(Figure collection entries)
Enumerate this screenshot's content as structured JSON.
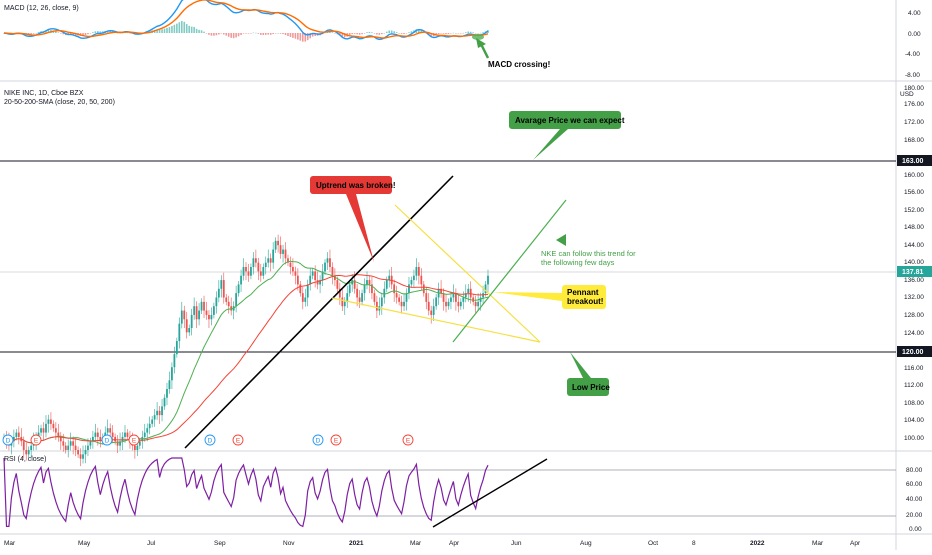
{
  "symbol": {
    "title": "NIKE INC, 1D, Cboe BZX",
    "sma_label": "20-50-200-SMA (close, 20, 50, 200)",
    "currency": "USD"
  },
  "macd": {
    "label": "MACD (12, 26, close, 9)",
    "axis_ticks": [
      "4.00",
      "0.00",
      "-4.00",
      "-8.00"
    ],
    "annotation": "MACD crossing!"
  },
  "rsi": {
    "label": "RSI (4, close)",
    "axis_ticks": [
      "80.00",
      "60.00",
      "40.00",
      "20.00",
      "0.00"
    ]
  },
  "price_axis": {
    "ticks": [
      "180.00",
      "176.00",
      "172.00",
      "168.00",
      "160.00",
      "156.00",
      "152.00",
      "148.00",
      "144.00",
      "140.00",
      "136.00",
      "132.00",
      "128.00",
      "124.00",
      "116.00",
      "112.00",
      "108.00",
      "104.00",
      "100.00"
    ],
    "tag_163": "163.00",
    "tag_current": "137.81",
    "tag_120": "120.00"
  },
  "time_axis": [
    "Mar",
    "May",
    "Jul",
    "Sep",
    "Nov",
    "2021",
    "Mar",
    "Apr",
    "Jun",
    "Aug",
    "Oct",
    "8",
    "2022",
    "Mar",
    "Apr"
  ],
  "events": [
    "D",
    "E",
    "D",
    "E",
    "D",
    "E",
    "D",
    "E",
    "E"
  ],
  "annotations": {
    "average_price": "Avarage Price we can expect",
    "uptrend": "Uptrend was broken!",
    "nke_trend_line1": "NKE can follow this trend for",
    "nke_trend_line2": "the following few days",
    "pennant_line1": "Pennant",
    "pennant_line2": "breakout!",
    "low_price": "Low Price"
  },
  "colors": {
    "candle_up": "#26a69a",
    "candle_down": "#ef5350",
    "macd_line": "#2196f3",
    "signal_line": "#ff6d00",
    "sma20": "#4caf50",
    "sma50": "#f44336",
    "rsi": "#7e1fa3",
    "green_box": "#43a047",
    "red_box": "#e53935",
    "yellow_box": "#ffeb3b"
  },
  "chart_data": {
    "type": "candlestick",
    "ylim": [
      98,
      182
    ],
    "horizontal_levels": [
      163.0,
      137.81,
      120.0
    ],
    "closes": [
      101,
      100,
      99,
      100,
      101,
      102,
      101,
      100,
      98,
      97,
      98,
      99,
      100,
      101,
      102,
      103,
      102,
      104,
      105,
      104,
      103,
      102,
      101,
      100,
      99,
      98,
      99,
      100,
      99,
      98,
      97,
      96,
      97,
      98,
      99,
      100,
      101,
      102,
      101,
      100,
      101,
      102,
      103,
      102,
      101,
      100,
      99,
      100,
      101,
      102,
      101,
      100,
      99,
      98,
      99,
      100,
      101,
      102,
      103,
      104,
      105,
      106,
      107,
      106,
      108,
      110,
      112,
      114,
      117,
      120,
      123,
      127,
      130,
      128,
      125,
      126,
      129,
      131,
      128,
      130,
      132,
      130,
      129,
      128,
      129,
      131,
      133,
      135,
      137,
      133,
      132,
      131,
      130,
      131,
      134,
      136,
      138,
      140,
      139,
      138,
      140,
      142,
      141,
      139,
      138,
      140,
      141,
      142,
      141,
      144,
      146,
      145,
      143,
      144,
      142,
      141,
      140,
      139,
      138,
      136,
      134,
      132,
      133,
      136,
      138,
      139,
      137,
      136,
      137,
      139,
      141,
      142,
      140,
      138,
      137,
      135,
      133,
      131,
      132,
      134,
      136,
      137,
      135,
      133,
      132,
      134,
      136,
      137,
      136,
      134,
      132,
      130,
      131,
      133,
      135,
      137,
      138,
      136,
      134,
      133,
      132,
      131,
      132,
      134,
      136,
      137,
      138,
      140,
      138,
      136,
      134,
      132,
      130,
      129,
      131,
      133,
      135,
      134,
      132,
      131,
      132,
      133,
      134,
      132,
      131,
      132,
      133,
      134,
      135,
      133,
      132,
      131,
      132,
      133,
      134,
      136,
      138
    ]
  }
}
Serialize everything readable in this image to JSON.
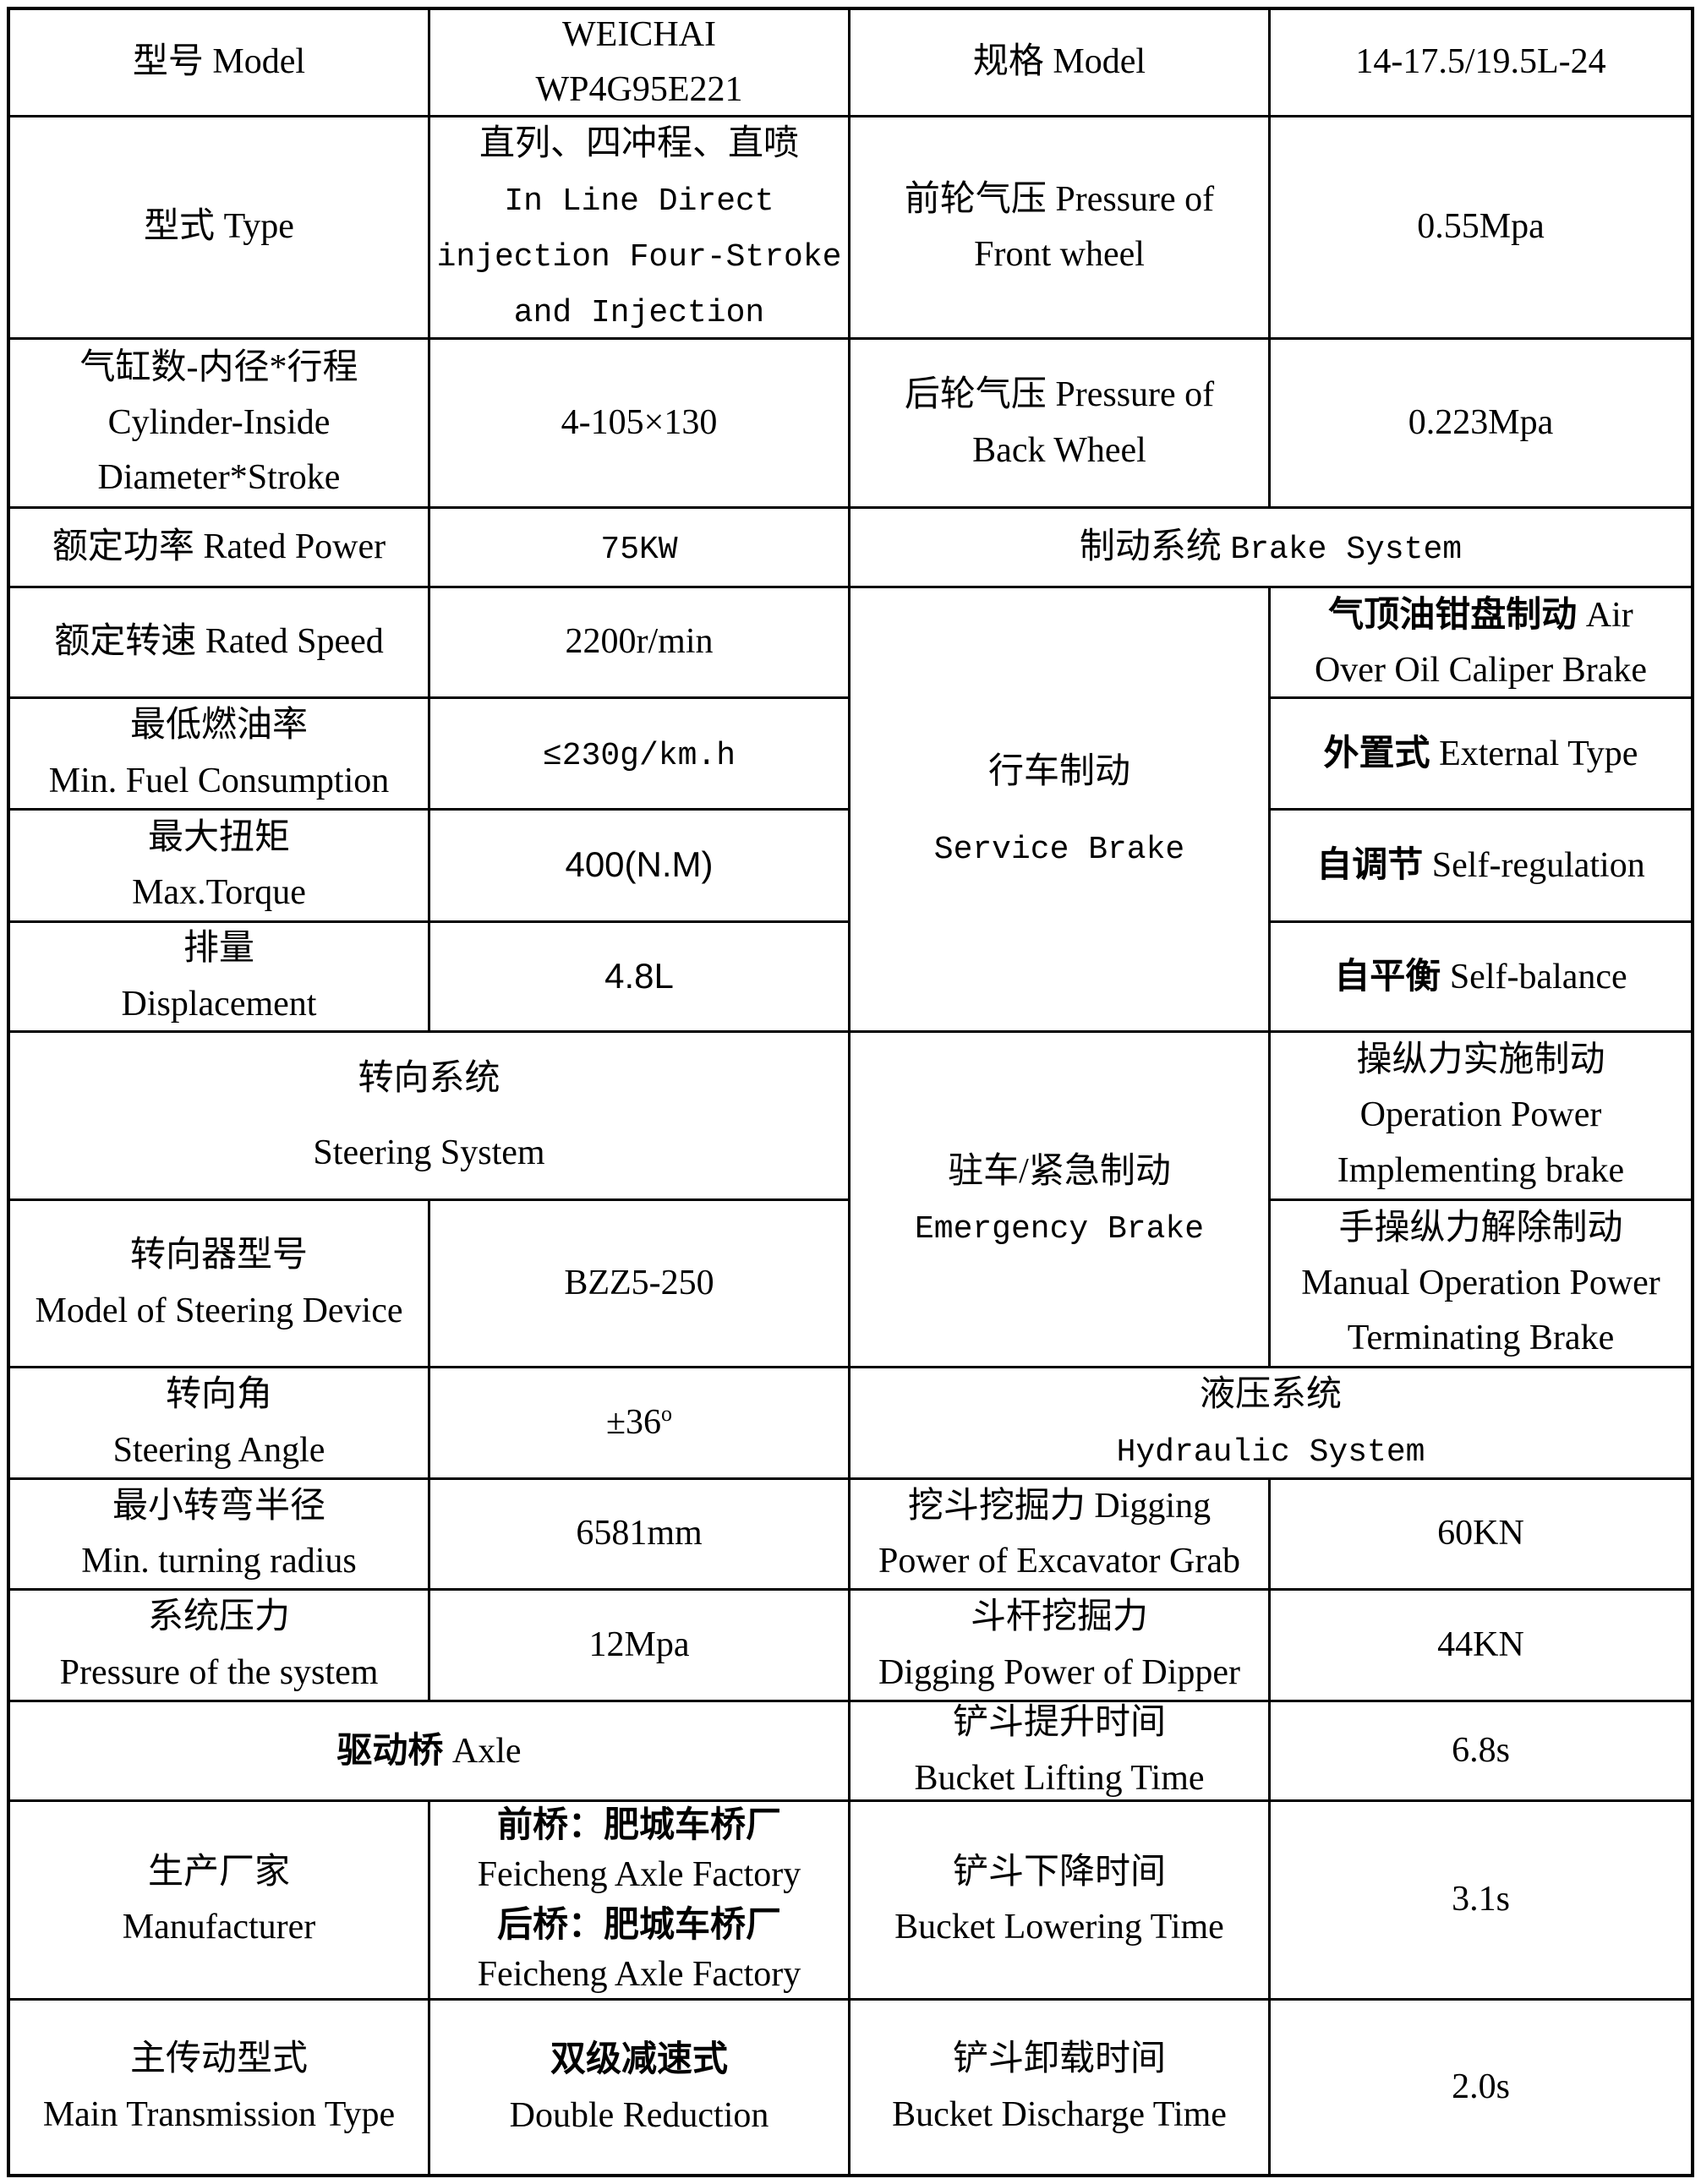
{
  "page": {
    "background": "#ffffff",
    "grid_color": "#000000",
    "text_color": "#000000",
    "rows": 16,
    "columns": 4
  },
  "cells": {
    "r1c1": {
      "zh": "型号",
      "en": "Model"
    },
    "r1c2": {
      "l1": "WEICHAI",
      "l2": "WP4G95E221"
    },
    "r1c3": {
      "zh": "规格",
      "en": "Model"
    },
    "r1c4": {
      "value": "14-17.5/19.5L-24"
    },
    "r2c1": {
      "zh": "型式",
      "en": "Type"
    },
    "r2c2": {
      "zh": "直列、四冲程、直喷",
      "en1": "In Line Direct",
      "en2": "injection Four-Stroke",
      "en3": "and Injection"
    },
    "r2c3": {
      "zh": "前轮气压",
      "en1": "Pressure of",
      "en2": "Front wheel"
    },
    "r2c4": {
      "value": "0.55Mpa"
    },
    "r3c1": {
      "zh": "气缸数-内径*行程",
      "en1": "Cylinder-Inside",
      "en2": "Diameter*Stroke"
    },
    "r3c2": {
      "value": "4-105×130"
    },
    "r3c3": {
      "zh": "后轮气压",
      "en1": "Pressure of",
      "en2": "Back Wheel"
    },
    "r3c4": {
      "value": "0.223Mpa"
    },
    "r4c1": {
      "zh": "额定功率",
      "en": "Rated Power"
    },
    "r4c2": {
      "value": "75KW"
    },
    "r4c34": {
      "zh": "制动系统",
      "en": "Brake System"
    },
    "r5c1": {
      "zh": "额定转速",
      "en": "Rated Speed"
    },
    "r5c2": {
      "value": "2200r/min"
    },
    "r5c3": {
      "zh": "行车制动",
      "en": "Service Brake"
    },
    "r5c4": {
      "zh": "气顶油钳盘制动",
      "en1": "Air",
      "en2": "Over Oil Caliper Brake"
    },
    "r6c1": {
      "zh": "最低燃油率",
      "en": "Min. Fuel Consumption"
    },
    "r6c2": {
      "value": "≤230g/km.h"
    },
    "r6c4": {
      "zh": "外置式",
      "en": "External Type"
    },
    "r7c1": {
      "zh": "最大扭矩",
      "en": "Max.Torque"
    },
    "r7c2": {
      "value": "400(N.M)"
    },
    "r7c4": {
      "zh": "自调节",
      "en": "Self-regulation"
    },
    "r8c1": {
      "zh": "排量",
      "en": "Displacement"
    },
    "r8c2": {
      "value": "4.8L"
    },
    "r8c4": {
      "zh": "自平衡",
      "en": "Self-balance"
    },
    "r9c12": {
      "zh": "转向系统",
      "en": "Steering System"
    },
    "r9c3": {
      "zh": "驻车/紧急制动",
      "en": "Emergency Brake"
    },
    "r9c4": {
      "zh": "操纵力实施制动",
      "en1": "Operation Power",
      "en2": "Implementing brake"
    },
    "r10c1": {
      "zh": "转向器型号",
      "en": "Model of Steering Device"
    },
    "r10c2": {
      "value": "BZZ5-250"
    },
    "r10c4": {
      "zh": "手操纵力解除制动",
      "en1": "Manual Operation Power",
      "en2": "Terminating Brake"
    },
    "r11c1": {
      "zh": "转向角",
      "en": "Steering Angle"
    },
    "r11c2": {
      "value": "±36",
      "sup": "o"
    },
    "r11c34": {
      "zh": "液压系统",
      "en": "Hydraulic System"
    },
    "r12c1": {
      "zh": "最小转弯半径",
      "en": "Min. turning radius"
    },
    "r12c2": {
      "value": "6581mm"
    },
    "r12c3": {
      "zh": "挖斗挖掘力",
      "en1": "Digging",
      "en2": "Power of Excavator Grab"
    },
    "r12c4": {
      "value": "60KN"
    },
    "r13c1": {
      "zh": "系统压力",
      "en": "Pressure of the system"
    },
    "r13c2": {
      "value": "12Mpa"
    },
    "r13c3": {
      "zh": "斗杆挖掘力",
      "en": "Digging Power of Dipper"
    },
    "r13c4": {
      "value": "44KN"
    },
    "r14c12": {
      "zh": "驱动桥",
      "en": "Axle"
    },
    "r14c3": {
      "zh": "铲斗提升时间",
      "en": "Bucket Lifting Time"
    },
    "r14c4": {
      "value": "6.8s"
    },
    "r15c1": {
      "zh": "生产厂家",
      "en": "Manufacturer"
    },
    "r15c2": {
      "zh1": "前桥：肥城车桥厂",
      "en1": "Feicheng Axle Factory",
      "zh2": "后桥：肥城车桥厂",
      "en2": "Feicheng Axle Factory"
    },
    "r15c3": {
      "zh": "铲斗下降时间",
      "en": "Bucket Lowering Time"
    },
    "r15c4": {
      "value": "3.1s"
    },
    "r16c1": {
      "zh": "主传动型式",
      "en": "Main Transmission Type"
    },
    "r16c2": {
      "zh": "双级减速式",
      "en": "Double Reduction"
    },
    "r16c3": {
      "zh": "铲斗卸载时间",
      "en": "Bucket Discharge Time"
    },
    "r16c4": {
      "value": "2.0s"
    }
  }
}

Do this ▸ What is the number of lines in the records that contain the word "Factory"? Answer with the number and nothing else.

Reply to the exercise ▸ 2